• _Exercise material_:
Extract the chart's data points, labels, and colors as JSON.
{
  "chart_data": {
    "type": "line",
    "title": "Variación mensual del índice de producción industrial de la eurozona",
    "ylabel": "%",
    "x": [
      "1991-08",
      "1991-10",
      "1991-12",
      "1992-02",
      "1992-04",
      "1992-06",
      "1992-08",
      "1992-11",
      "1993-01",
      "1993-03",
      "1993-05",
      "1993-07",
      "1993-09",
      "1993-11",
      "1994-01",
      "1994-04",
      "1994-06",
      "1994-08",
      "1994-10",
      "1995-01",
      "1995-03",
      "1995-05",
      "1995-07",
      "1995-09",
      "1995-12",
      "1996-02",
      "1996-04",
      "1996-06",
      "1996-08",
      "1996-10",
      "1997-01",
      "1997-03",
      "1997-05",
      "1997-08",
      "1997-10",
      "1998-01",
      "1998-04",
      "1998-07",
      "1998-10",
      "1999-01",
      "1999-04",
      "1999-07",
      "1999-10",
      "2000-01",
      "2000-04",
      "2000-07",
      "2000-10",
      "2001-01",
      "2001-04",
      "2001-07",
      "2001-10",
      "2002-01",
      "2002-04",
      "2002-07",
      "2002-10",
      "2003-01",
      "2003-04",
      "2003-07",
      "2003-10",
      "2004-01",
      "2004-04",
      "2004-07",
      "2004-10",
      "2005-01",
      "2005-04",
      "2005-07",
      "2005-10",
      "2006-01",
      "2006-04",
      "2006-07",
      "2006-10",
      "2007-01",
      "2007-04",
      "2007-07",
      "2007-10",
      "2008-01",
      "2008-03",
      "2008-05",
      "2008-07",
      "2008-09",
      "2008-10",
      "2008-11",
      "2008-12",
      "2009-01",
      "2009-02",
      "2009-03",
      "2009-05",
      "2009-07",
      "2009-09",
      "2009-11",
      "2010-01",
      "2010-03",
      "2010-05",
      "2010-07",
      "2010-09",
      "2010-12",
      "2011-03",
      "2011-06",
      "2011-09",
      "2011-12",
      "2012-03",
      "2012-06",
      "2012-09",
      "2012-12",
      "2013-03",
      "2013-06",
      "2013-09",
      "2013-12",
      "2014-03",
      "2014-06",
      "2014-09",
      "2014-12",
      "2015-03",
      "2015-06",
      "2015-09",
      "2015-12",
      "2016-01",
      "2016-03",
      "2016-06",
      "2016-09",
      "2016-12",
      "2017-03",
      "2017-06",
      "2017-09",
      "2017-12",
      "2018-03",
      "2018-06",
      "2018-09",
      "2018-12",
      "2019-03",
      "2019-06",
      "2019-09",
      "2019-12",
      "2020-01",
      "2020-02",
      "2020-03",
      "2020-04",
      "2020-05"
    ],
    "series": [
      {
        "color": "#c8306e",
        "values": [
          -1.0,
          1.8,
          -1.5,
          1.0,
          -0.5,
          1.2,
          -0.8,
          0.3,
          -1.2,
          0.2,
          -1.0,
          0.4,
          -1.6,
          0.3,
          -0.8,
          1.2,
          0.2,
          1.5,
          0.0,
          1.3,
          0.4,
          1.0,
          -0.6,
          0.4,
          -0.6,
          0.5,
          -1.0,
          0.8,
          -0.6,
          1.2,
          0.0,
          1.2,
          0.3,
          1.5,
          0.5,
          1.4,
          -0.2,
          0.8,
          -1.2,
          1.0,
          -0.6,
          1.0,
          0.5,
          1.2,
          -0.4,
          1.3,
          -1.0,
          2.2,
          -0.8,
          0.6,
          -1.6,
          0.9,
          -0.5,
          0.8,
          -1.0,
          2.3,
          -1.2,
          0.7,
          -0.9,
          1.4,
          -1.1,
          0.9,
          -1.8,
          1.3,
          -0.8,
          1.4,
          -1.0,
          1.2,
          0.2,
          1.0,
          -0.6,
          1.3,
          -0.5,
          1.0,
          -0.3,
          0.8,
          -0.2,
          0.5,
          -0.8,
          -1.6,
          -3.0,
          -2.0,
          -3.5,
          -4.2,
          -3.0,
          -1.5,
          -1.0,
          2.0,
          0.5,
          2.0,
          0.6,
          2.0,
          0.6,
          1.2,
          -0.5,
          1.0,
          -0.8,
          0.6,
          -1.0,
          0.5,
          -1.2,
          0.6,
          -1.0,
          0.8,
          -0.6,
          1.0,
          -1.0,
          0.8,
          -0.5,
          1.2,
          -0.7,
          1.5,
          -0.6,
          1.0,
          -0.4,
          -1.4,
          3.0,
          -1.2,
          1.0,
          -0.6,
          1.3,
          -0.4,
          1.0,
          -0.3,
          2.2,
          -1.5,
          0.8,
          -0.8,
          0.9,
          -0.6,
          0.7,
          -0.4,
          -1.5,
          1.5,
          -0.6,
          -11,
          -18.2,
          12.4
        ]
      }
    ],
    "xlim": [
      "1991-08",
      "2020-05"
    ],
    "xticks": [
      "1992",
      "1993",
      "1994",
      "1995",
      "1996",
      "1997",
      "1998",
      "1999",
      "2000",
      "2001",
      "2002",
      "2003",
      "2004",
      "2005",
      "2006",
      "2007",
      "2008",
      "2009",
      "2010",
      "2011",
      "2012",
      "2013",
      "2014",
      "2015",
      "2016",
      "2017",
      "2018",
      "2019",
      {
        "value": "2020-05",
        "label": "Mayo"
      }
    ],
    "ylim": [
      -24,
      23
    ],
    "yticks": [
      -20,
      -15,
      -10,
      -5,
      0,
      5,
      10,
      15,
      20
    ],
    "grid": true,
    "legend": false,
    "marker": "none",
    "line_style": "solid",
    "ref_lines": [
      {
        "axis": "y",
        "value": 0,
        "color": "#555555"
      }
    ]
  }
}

• _Written instruction_:
Copy the records above exactly as they appear.

• _Output for this exercise_:
Extract the chart's data points, labels, and colors as JSON.
{
  "chart_data": {
    "type": "line",
    "title": "Variación mensual del índice de producción industrial de la eurozona",
    "ylabel": "%",
    "x": [
      "1991-08",
      "1991-10",
      "1991-12",
      "1992-02",
      "1992-04",
      "1992-06",
      "1992-08",
      "1992-11",
      "1993-01",
      "1993-03",
      "1993-05",
      "1993-07",
      "1993-09",
      "1993-11",
      "1994-01",
      "1994-04",
      "1994-06",
      "1994-08",
      "1994-10",
      "1995-01",
      "1995-03",
      "1995-05",
      "1995-07",
      "1995-09",
      "1995-12",
      "1996-02",
      "1996-04",
      "1996-06",
      "1996-08",
      "1996-10",
      "1997-01",
      "1997-03",
      "1997-05",
      "1997-08",
      "1997-10",
      "1998-01",
      "1998-04",
      "1998-07",
      "1998-10",
      "1999-01",
      "1999-04",
      "1999-07",
      "1999-10",
      "2000-01",
      "2000-04",
      "2000-07",
      "2000-10",
      "2001-01",
      "2001-04",
      "2001-07",
      "2001-10",
      "2002-01",
      "2002-04",
      "2002-07",
      "2002-10",
      "2003-01",
      "2003-04",
      "2003-07",
      "2003-10",
      "2004-01",
      "2004-04",
      "2004-07",
      "2004-10",
      "2005-01",
      "2005-04",
      "2005-07",
      "2005-10",
      "2006-01",
      "2006-04",
      "2006-07",
      "2006-10",
      "2007-01",
      "2007-04",
      "2007-07",
      "2007-10",
      "2008-01",
      "2008-03",
      "2008-05",
      "2008-07",
      "2008-09",
      "2008-10",
      "2008-11",
      "2008-12",
      "2009-01",
      "2009-02",
      "2009-03",
      "2009-05",
      "2009-07",
      "2009-09",
      "2009-11",
      "2010-01",
      "2010-03",
      "2010-05",
      "2010-07",
      "2010-09",
      "2010-12",
      "2011-03",
      "2011-06",
      "2011-09",
      "2011-12",
      "2012-03",
      "2012-06",
      "2012-09",
      "2012-12",
      "2013-03",
      "2013-06",
      "2013-09",
      "2013-12",
      "2014-03",
      "2014-06",
      "2014-09",
      "2014-12",
      "2015-03",
      "2015-06",
      "2015-09",
      "2015-12",
      "2016-01",
      "2016-03",
      "2016-06",
      "2016-09",
      "2016-12",
      "2017-03",
      "2017-06",
      "2017-09",
      "2017-12",
      "2018-03",
      "2018-06",
      "2018-09",
      "2018-12",
      "2019-03",
      "2019-06",
      "2019-09",
      "2019-12",
      "2020-01",
      "2020-02",
      "2020-03",
      "2020-04",
      "2020-05"
    ],
    "series": [
      {
        "color": "#c8306e",
        "values": [
          -1.0,
          1.8,
          -1.5,
          1.0,
          -0.5,
          1.2,
          -0.8,
          0.3,
          -1.2,
          0.2,
          -1.0,
          0.4,
          -1.6,
          0.3,
          -0.8,
          1.2,
          0.2,
          1.5,
          0.0,
          1.3,
          0.4,
          1.0,
          -0.6,
          0.4,
          -0.6,
          0.5,
          -1.0,
          0.8,
          -0.6,
          1.2,
          0.0,
          1.2,
          0.3,
          1.5,
          0.5,
          1.4,
          -0.2,
          0.8,
          -1.2,
          1.0,
          -0.6,
          1.0,
          0.5,
          1.2,
          -0.4,
          1.3,
          -1.0,
          2.2,
          -0.8,
          0.6,
          -1.6,
          0.9,
          -0.5,
          0.8,
          -1.0,
          2.3,
          -1.2,
          0.7,
          -0.9,
          1.4,
          -1.1,
          0.9,
          -1.8,
          1.3,
          -0.8,
          1.4,
          -1.0,
          1.2,
          0.2,
          1.0,
          -0.6,
          1.3,
          -0.5,
          1.0,
          -0.3,
          0.8,
          -0.2,
          0.5,
          -0.8,
          -1.6,
          -3.0,
          -2.0,
          -3.5,
          -4.2,
          -3.0,
          -1.5,
          -1.0,
          2.0,
          0.5,
          2.0,
          0.6,
          2.0,
          0.6,
          1.2,
          -0.5,
          1.0,
          -0.8,
          0.6,
          -1.0,
          0.5,
          -1.2,
          0.6,
          -1.0,
          0.8,
          -0.6,
          1.0,
          -1.0,
          0.8,
          -0.5,
          1.2,
          -0.7,
          1.5,
          -0.6,
          1.0,
          -0.4,
          -1.4,
          3.0,
          -1.2,
          1.0,
          -0.6,
          1.3,
          -0.4,
          1.0,
          -0.3,
          2.2,
          -1.5,
          0.8,
          -0.8,
          0.9,
          -0.6,
          0.7,
          -0.4,
          -1.5,
          1.5,
          -0.6,
          -11,
          -18.2,
          12.4
        ]
      }
    ],
    "xlim": [
      "1991-08",
      "2020-05"
    ],
    "xticks": [
      "1992",
      "1993",
      "1994",
      "1995",
      "1996",
      "1997",
      "1998",
      "1999",
      "2000",
      "2001",
      "2002",
      "2003",
      "2004",
      "2005",
      "2006",
      "2007",
      "2008",
      "2009",
      "2010",
      "2011",
      "2012",
      "2013",
      "2014",
      "2015",
      "2016",
      "2017",
      "2018",
      "2019",
      {
        "value": "2020-05",
        "label": "Mayo"
      }
    ],
    "ylim": [
      -24,
      23
    ],
    "yticks": [
      -20,
      -15,
      -10,
      -5,
      0,
      5,
      10,
      15,
      20
    ],
    "grid": true,
    "legend": false,
    "marker": "none",
    "line_style": "solid",
    "ref_lines": [
      {
        "axis": "y",
        "value": 0,
        "color": "#555555"
      }
    ]
  }
}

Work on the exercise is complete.